Listing.

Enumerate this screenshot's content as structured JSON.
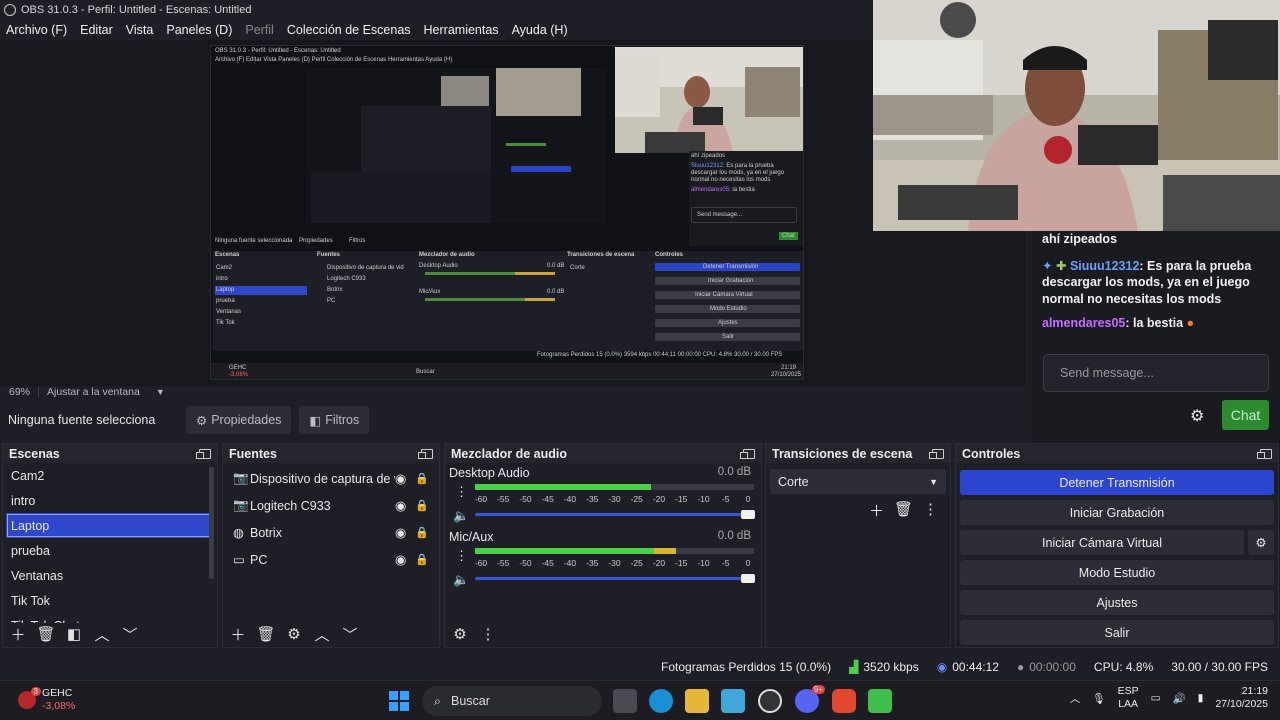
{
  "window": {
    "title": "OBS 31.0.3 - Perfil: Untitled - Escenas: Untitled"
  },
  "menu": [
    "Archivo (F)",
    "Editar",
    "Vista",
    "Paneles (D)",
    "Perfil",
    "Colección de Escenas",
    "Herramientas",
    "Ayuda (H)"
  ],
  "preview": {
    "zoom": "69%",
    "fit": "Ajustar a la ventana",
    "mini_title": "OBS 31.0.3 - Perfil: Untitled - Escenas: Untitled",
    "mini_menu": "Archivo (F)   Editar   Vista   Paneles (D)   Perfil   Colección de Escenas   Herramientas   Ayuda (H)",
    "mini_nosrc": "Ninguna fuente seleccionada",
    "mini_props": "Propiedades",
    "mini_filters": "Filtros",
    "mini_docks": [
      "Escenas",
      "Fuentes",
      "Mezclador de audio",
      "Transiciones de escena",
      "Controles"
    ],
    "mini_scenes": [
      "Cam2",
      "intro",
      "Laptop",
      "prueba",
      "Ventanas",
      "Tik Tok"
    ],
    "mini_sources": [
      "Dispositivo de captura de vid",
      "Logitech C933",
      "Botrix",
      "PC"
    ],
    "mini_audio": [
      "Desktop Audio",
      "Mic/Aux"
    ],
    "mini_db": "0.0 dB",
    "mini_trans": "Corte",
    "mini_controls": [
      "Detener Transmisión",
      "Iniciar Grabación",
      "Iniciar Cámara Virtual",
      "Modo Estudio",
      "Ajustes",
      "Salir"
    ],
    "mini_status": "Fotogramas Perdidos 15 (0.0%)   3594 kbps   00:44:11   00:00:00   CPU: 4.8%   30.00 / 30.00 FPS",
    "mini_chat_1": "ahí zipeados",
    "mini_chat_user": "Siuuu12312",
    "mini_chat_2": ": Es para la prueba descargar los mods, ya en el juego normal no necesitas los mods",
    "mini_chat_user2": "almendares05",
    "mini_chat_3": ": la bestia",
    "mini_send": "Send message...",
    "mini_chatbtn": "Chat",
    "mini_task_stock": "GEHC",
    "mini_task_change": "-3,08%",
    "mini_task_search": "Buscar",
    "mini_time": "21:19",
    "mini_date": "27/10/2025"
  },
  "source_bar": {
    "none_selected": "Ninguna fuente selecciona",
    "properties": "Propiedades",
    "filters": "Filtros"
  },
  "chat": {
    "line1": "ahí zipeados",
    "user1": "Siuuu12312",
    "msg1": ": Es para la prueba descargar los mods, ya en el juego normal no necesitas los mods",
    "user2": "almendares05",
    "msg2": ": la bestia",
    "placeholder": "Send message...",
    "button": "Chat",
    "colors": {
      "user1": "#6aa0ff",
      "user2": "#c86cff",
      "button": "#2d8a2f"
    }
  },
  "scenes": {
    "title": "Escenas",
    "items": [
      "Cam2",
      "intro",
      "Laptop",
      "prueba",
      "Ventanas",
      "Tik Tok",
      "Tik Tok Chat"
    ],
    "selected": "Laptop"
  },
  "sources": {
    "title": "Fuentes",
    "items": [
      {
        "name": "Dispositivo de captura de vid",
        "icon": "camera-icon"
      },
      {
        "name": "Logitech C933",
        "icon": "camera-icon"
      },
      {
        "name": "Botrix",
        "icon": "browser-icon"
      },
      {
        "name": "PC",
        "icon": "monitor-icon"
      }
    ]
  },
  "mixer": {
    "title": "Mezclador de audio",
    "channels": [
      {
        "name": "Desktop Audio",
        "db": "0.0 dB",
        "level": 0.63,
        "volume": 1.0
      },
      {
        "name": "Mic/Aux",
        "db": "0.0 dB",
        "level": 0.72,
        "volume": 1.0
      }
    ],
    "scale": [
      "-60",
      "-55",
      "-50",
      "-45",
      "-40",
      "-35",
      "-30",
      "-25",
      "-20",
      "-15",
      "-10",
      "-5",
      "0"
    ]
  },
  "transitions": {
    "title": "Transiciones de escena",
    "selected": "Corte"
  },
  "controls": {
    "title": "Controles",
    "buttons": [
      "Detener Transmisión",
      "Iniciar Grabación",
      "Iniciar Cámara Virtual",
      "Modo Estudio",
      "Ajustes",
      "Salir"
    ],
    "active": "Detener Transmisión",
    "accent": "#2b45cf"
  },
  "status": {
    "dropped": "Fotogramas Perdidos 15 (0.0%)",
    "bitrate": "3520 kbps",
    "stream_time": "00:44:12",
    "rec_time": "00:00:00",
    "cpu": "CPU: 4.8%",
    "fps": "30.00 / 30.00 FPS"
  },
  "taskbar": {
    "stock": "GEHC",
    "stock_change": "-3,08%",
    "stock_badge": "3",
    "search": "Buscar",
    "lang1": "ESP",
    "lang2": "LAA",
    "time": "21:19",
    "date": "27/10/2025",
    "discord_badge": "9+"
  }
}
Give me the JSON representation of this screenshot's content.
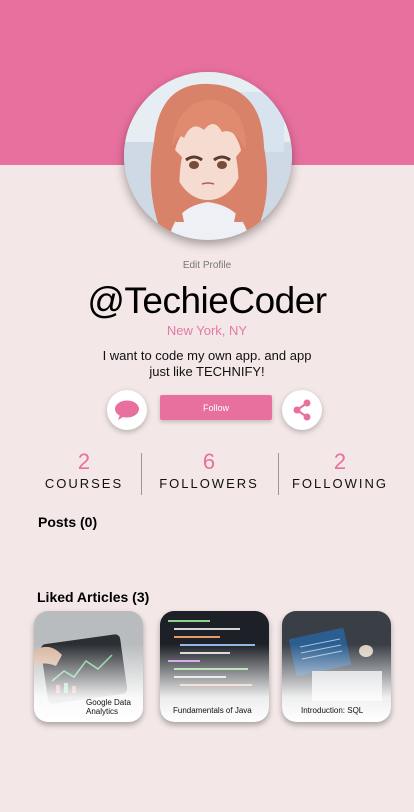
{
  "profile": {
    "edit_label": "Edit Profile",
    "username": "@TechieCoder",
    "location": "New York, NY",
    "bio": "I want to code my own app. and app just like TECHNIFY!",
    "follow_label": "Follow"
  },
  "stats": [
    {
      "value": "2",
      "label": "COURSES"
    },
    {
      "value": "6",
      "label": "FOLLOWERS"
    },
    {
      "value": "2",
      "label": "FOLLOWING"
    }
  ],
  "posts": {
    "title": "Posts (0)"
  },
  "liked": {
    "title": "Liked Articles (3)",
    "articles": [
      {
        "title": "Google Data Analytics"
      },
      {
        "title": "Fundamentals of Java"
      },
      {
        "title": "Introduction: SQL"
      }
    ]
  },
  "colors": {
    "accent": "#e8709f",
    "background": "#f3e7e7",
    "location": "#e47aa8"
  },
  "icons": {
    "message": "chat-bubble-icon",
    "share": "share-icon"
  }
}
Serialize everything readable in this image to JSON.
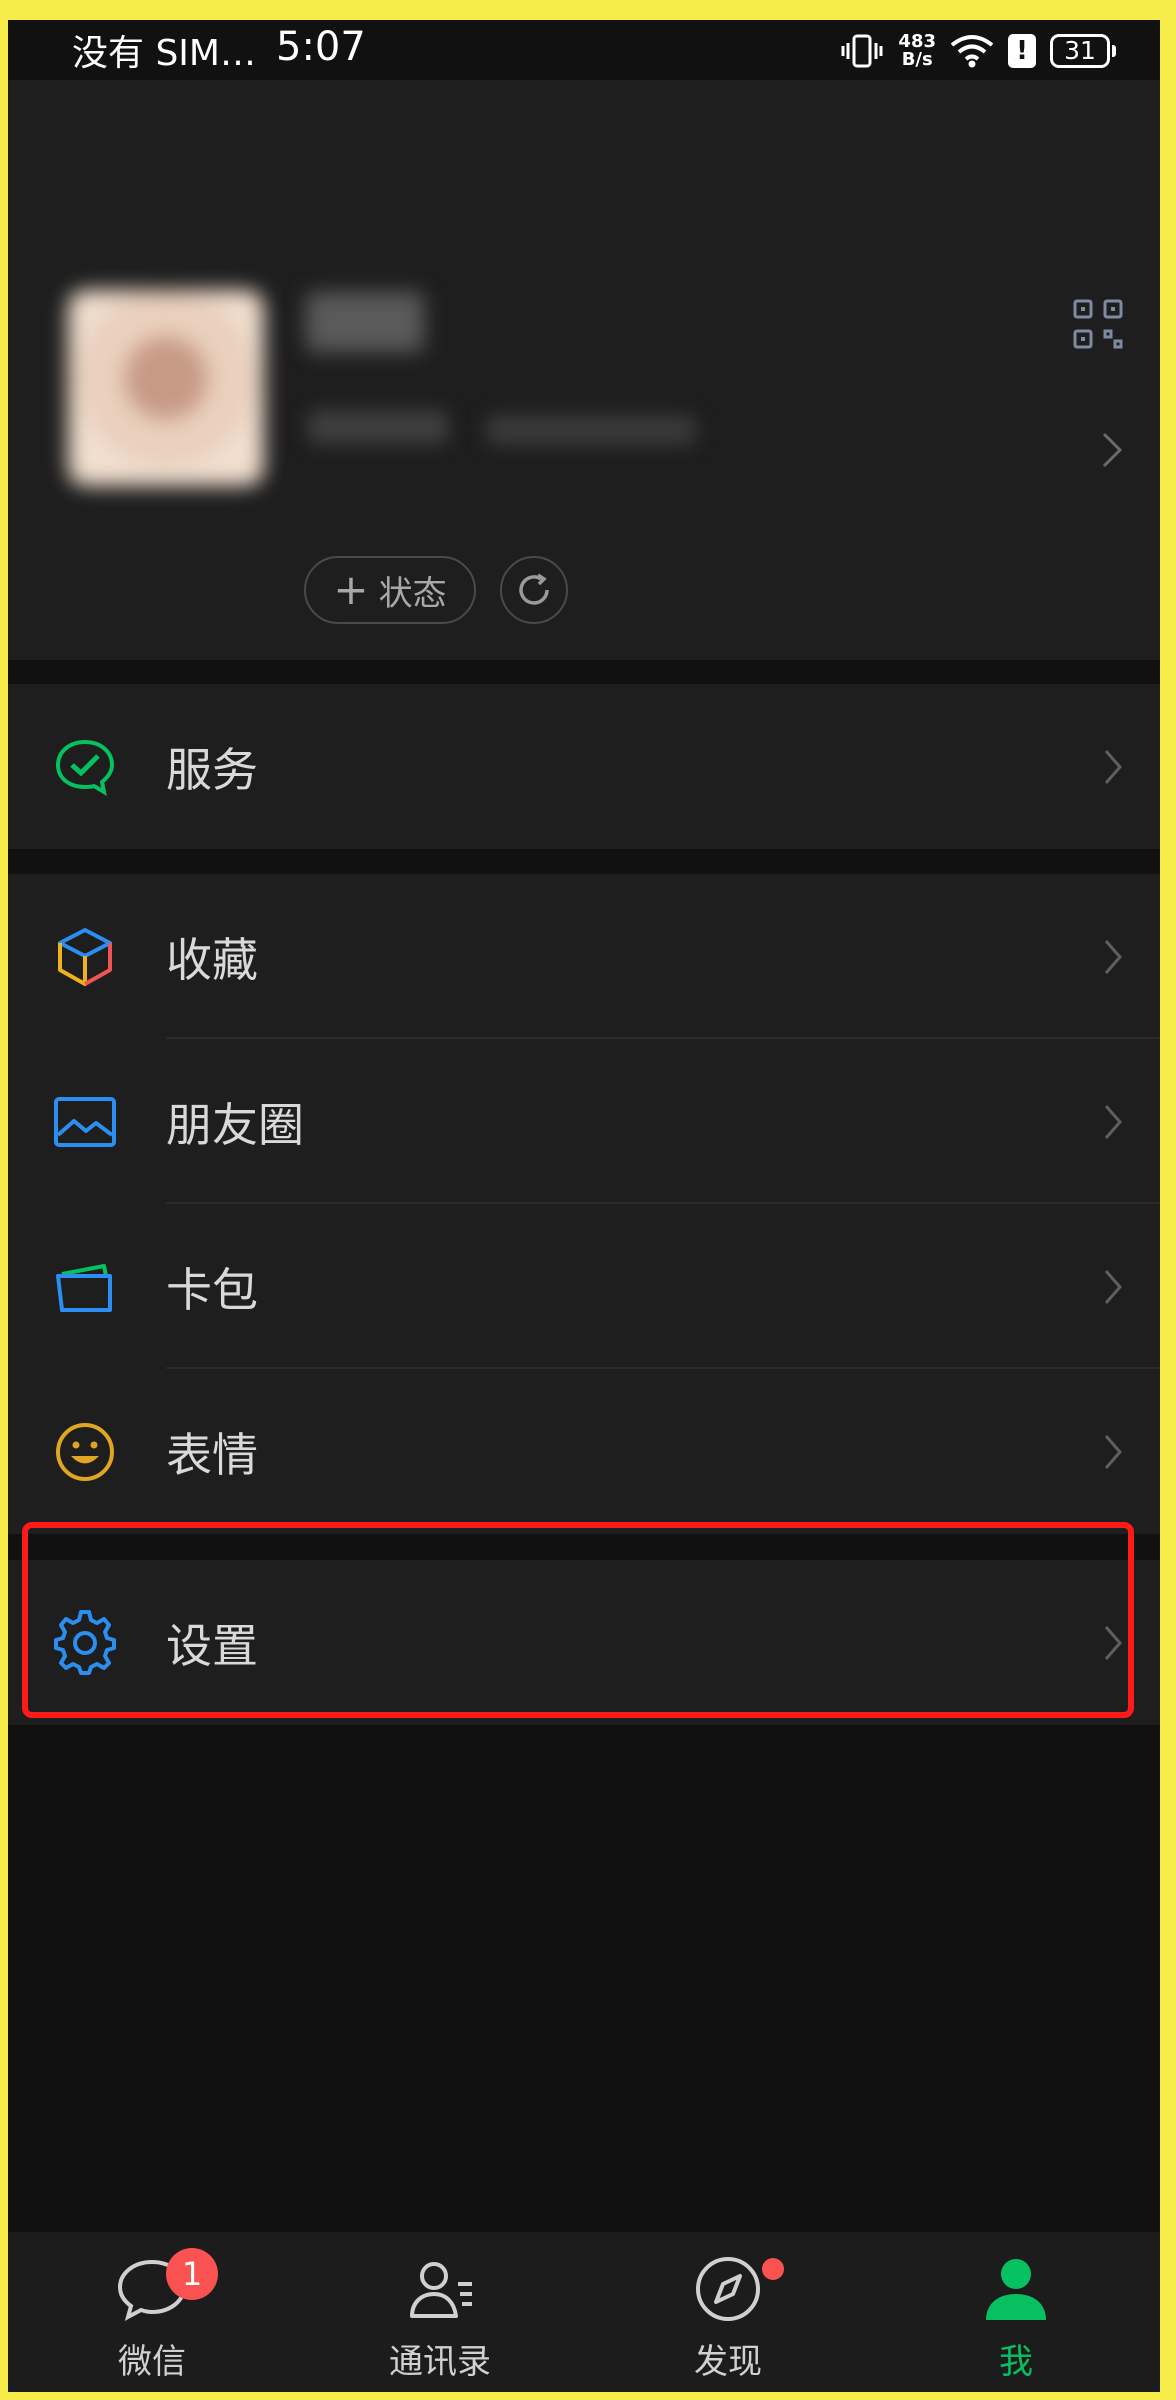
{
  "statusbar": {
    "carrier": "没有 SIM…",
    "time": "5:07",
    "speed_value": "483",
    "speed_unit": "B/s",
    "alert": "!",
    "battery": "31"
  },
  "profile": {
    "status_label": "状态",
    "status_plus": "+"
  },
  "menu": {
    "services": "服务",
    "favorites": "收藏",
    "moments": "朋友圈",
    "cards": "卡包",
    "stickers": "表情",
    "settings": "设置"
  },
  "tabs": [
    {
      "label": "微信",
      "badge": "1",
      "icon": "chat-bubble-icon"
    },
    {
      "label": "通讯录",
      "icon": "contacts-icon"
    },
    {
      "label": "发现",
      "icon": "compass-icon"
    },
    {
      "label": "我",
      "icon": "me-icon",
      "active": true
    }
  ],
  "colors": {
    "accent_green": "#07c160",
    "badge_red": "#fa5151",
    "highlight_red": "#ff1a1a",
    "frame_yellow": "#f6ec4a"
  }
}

Directive. Starting at the line containing "Serialize everything readable", write out each line through the last one in the listing above, inclusive, and nothing else. Pictures are excluded from the copy.

The result.
Serialize everything readable in this image to JSON.
{
  "statusbar": {
    "carrier": "没有 SIM…",
    "time": "5:07",
    "speed_value": "483",
    "speed_unit": "B/s",
    "alert": "!",
    "battery": "31"
  },
  "profile": {
    "status_label": "状态",
    "status_plus": "+"
  },
  "menu": {
    "services": "服务",
    "favorites": "收藏",
    "moments": "朋友圈",
    "cards": "卡包",
    "stickers": "表情",
    "settings": "设置"
  },
  "tabs": [
    {
      "label": "微信",
      "badge": "1",
      "icon": "chat-bubble-icon"
    },
    {
      "label": "通讯录",
      "icon": "contacts-icon"
    },
    {
      "label": "发现",
      "icon": "compass-icon"
    },
    {
      "label": "我",
      "icon": "me-icon",
      "active": true
    }
  ],
  "colors": {
    "accent_green": "#07c160",
    "badge_red": "#fa5151",
    "highlight_red": "#ff1a1a",
    "frame_yellow": "#f6ec4a"
  }
}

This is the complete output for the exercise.